● Exercise instructions
Leave out the pictures and repeat every record exactly.
___ Information shown
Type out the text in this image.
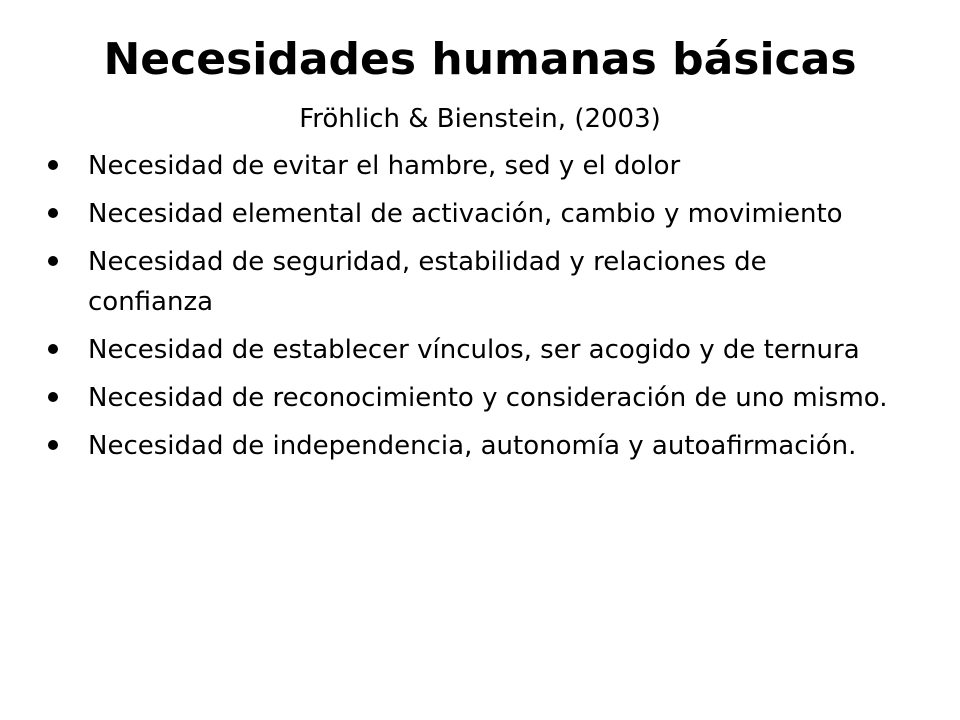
Necesidades humanas básicas
Fröhlich & Bienstein, (2003)
Necesidad de evitar el hambre, sed y el dolor
Necesidad elemental de activación, cambio y movimiento
Necesidad de seguridad, estabilidad y relaciones de confianza
Necesidad de establecer vínculos, ser acogido y de ternura
Necesidad de reconocimiento y consideración de uno mismo.
Necesidad de independencia, autonomía y autoafirmación.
______
● Task solution
Type out the text in this image.
Necesidades humanas básicas
Fröhlich & Bienstein, (2003)
Necesidad de evitar el hambre, sed y el dolor
Necesidad elemental de activación, cambio y movimiento
Necesidad de seguridad, estabilidad y relaciones de confianza
Necesidad de establecer vínculos, ser acogido y de ternura
Necesidad de reconocimiento y consideración de uno mismo.
Necesidad de independencia, autonomía y autoafirmación.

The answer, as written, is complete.